● Exercise brief:
Rewrite every line of the listing below as a numbered list, skipping blank lines and leaving out the pictures.

● Records supplied:
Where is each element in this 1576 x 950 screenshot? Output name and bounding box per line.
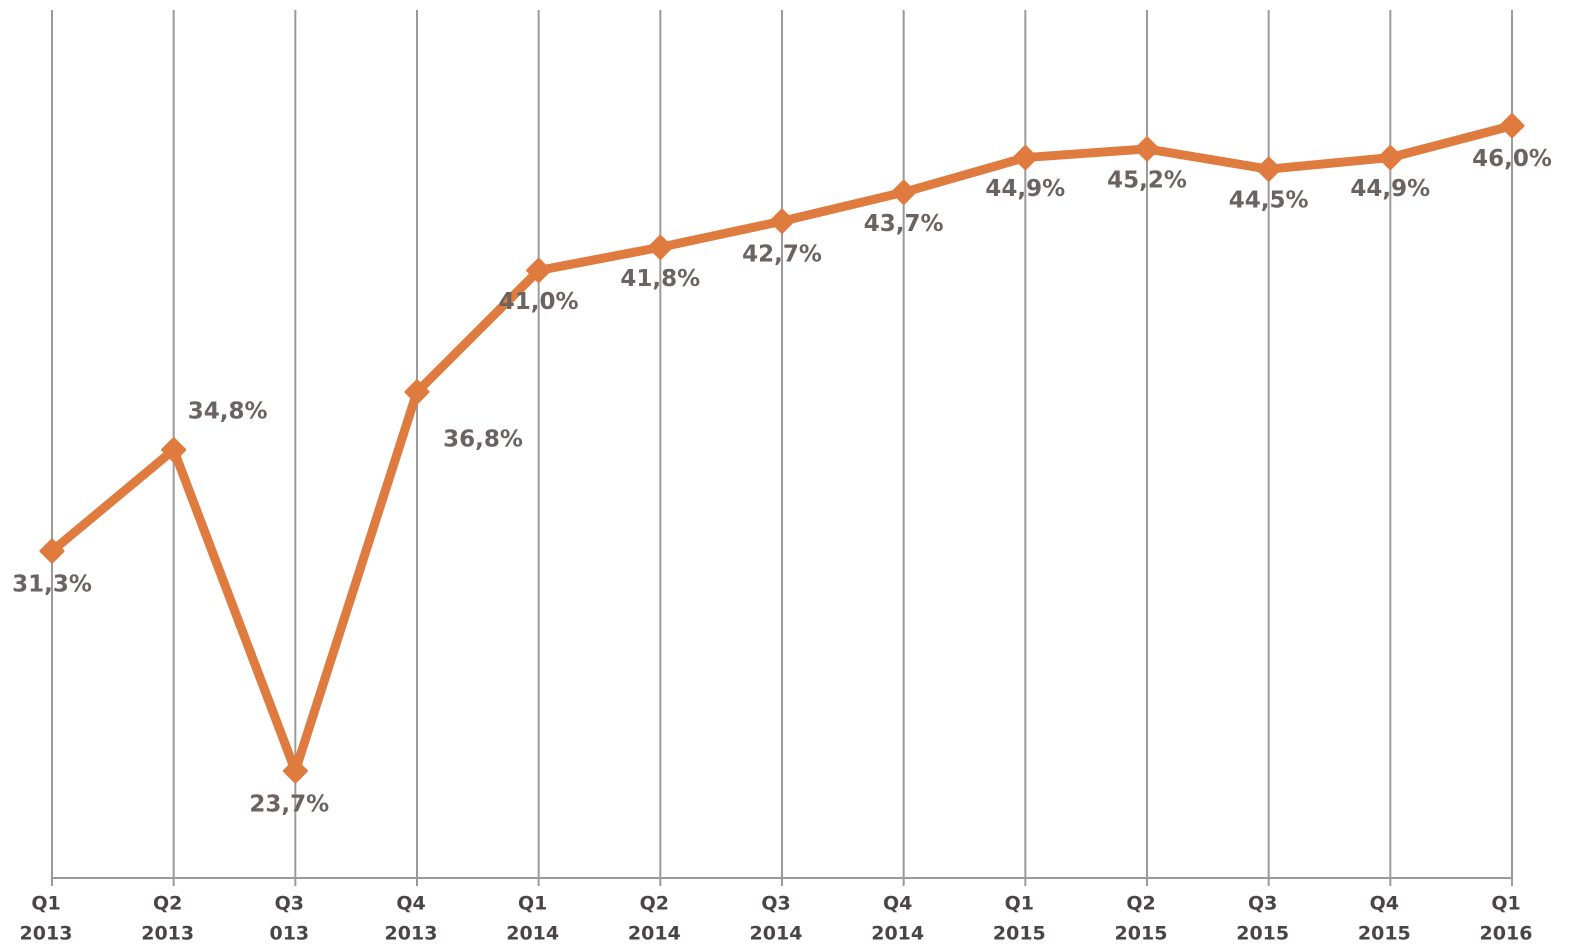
x-tick-label: 013 — [269, 923, 309, 945]
x-tick-label: Q1 — [31, 893, 60, 915]
marker — [891, 179, 917, 205]
marker — [1134, 136, 1160, 162]
x-tick-label: Q2 — [153, 893, 182, 915]
x-tick-label: 2014 — [506, 923, 559, 945]
x-tick-label: Q4 — [396, 893, 425, 915]
marker — [1256, 156, 1282, 182]
data-label: 36,8% — [443, 426, 523, 452]
data-label: 43,7% — [864, 211, 944, 237]
x-tick-label: Q1 — [1005, 893, 1034, 915]
x-tick-label: Q4 — [1370, 893, 1399, 915]
x-tick-label: Q4 — [883, 893, 912, 915]
x-tick-label: 2013 — [385, 923, 438, 945]
data-label: 34,8% — [188, 398, 268, 424]
x-tick-label: 2014 — [871, 923, 924, 945]
marker — [1377, 145, 1403, 171]
data-label: 41,0% — [499, 289, 579, 315]
x-tick-label: Q3 — [275, 893, 304, 915]
data-label: 46,0% — [1472, 146, 1552, 172]
marker — [161, 437, 187, 463]
x-tick-label: 2015 — [1236, 923, 1289, 945]
x-tick-label: Q2 — [640, 893, 669, 915]
data-label: 45,2% — [1107, 167, 1187, 193]
x-tick-label: 2014 — [750, 923, 803, 945]
marker — [404, 379, 430, 405]
x-tick-label: Q3 — [1248, 893, 1277, 915]
x-tick-label: Q3 — [761, 893, 790, 915]
data-label: 31,3% — [12, 572, 92, 598]
x-tick-label: 2013 — [20, 923, 73, 945]
x-tick-label: Q1 — [518, 893, 547, 915]
marker — [647, 234, 673, 260]
x-tick-label: Q2 — [1126, 893, 1155, 915]
x-tick-label: 2014 — [628, 923, 681, 945]
marker — [769, 208, 795, 234]
x-tick-label: 2016 — [1480, 923, 1533, 945]
x-tick-label: 2013 — [141, 923, 194, 945]
data-label: 41,8% — [620, 266, 700, 292]
data-label: 42,7% — [742, 242, 822, 268]
x-tick-label: 2015 — [1358, 923, 1411, 945]
x-tick-label: 2015 — [1115, 923, 1168, 945]
data-label: 44,9% — [985, 176, 1065, 202]
data-label: 23,7% — [249, 791, 329, 817]
marker — [282, 758, 308, 784]
marker — [39, 538, 65, 564]
data-label: 44,9% — [1350, 176, 1430, 202]
x-tick-label: Q1 — [1491, 893, 1520, 915]
data-label: 44,5% — [1229, 188, 1309, 214]
marker — [1499, 113, 1525, 139]
marker — [526, 257, 552, 283]
x-tick-label: 2015 — [993, 923, 1046, 945]
marker — [1012, 145, 1038, 171]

● Exercise solution:
1. Where is each element in this 1576 x 950 screenshot? Output name and bounding box per line.
2. x-tick-label: 013 — [269, 923, 309, 945]
3. x-tick-label: Q1 — [31, 893, 60, 915]
4. marker — [891, 179, 917, 205]
5. marker — [1134, 136, 1160, 162]
6. x-tick-label: Q2 — [153, 893, 182, 915]
7. x-tick-label: 2014 — [506, 923, 559, 945]
8. x-tick-label: Q4 — [396, 893, 425, 915]
9. marker — [1256, 156, 1282, 182]
10. data-label: 36,8% — [443, 426, 523, 452]
11. data-label: 43,7% — [864, 211, 944, 237]
12. x-tick-label: Q1 — [1005, 893, 1034, 915]
13. x-tick-label: Q4 — [1370, 893, 1399, 915]
14. x-tick-label: Q4 — [883, 893, 912, 915]
15. x-tick-label: 2013 — [385, 923, 438, 945]
16. data-label: 34,8% — [188, 398, 268, 424]
17. x-tick-label: 2014 — [871, 923, 924, 945]
18. marker — [1377, 145, 1403, 171]
19. data-label: 41,0% — [499, 289, 579, 315]
20. x-tick-label: Q3 — [275, 893, 304, 915]
21. data-label: 46,0% — [1472, 146, 1552, 172]
22. marker — [161, 437, 187, 463]
23. x-tick-label: 2015 — [1236, 923, 1289, 945]
24. x-tick-label: Q2 — [640, 893, 669, 915]
25. data-label: 45,2% — [1107, 167, 1187, 193]
26. x-tick-label: 2014 — [750, 923, 803, 945]
27. marker — [404, 379, 430, 405]
28. x-tick-label: Q3 — [1248, 893, 1277, 915]
29. x-tick-label: Q3 — [761, 893, 790, 915]
30. data-label: 31,3% — [12, 572, 92, 598]
31. x-tick-label: 2013 — [20, 923, 73, 945]
32. x-tick-label: Q1 — [518, 893, 547, 915]
33. marker — [647, 234, 673, 260]
34. x-tick-label: Q2 — [1126, 893, 1155, 915]
35. x-tick-label: 2014 — [628, 923, 681, 945]
36. marker — [769, 208, 795, 234]
37. x-tick-label: 2016 — [1480, 923, 1533, 945]
38. x-tick-label: 2013 — [141, 923, 194, 945]
39. data-label: 41,8% — [620, 266, 700, 292]
40. data-label: 42,7% — [742, 242, 822, 268]
41. x-tick-label: 2015 — [1358, 923, 1411, 945]
42. x-tick-label: 2015 — [1115, 923, 1168, 945]
43. data-label: 44,9% — [985, 176, 1065, 202]
44. data-label: 23,7% — [249, 791, 329, 817]
45. marker — [282, 758, 308, 784]
46. marker — [39, 538, 65, 564]
47. data-label: 44,9% — [1350, 176, 1430, 202]
48. x-tick-label: Q1 — [1491, 893, 1520, 915]
49. data-label: 44,5% — [1229, 188, 1309, 214]
50. marker — [1499, 113, 1525, 139]
51. marker — [526, 257, 552, 283]
52. x-tick-label: 2015 — [993, 923, 1046, 945]
53. marker — [1012, 145, 1038, 171]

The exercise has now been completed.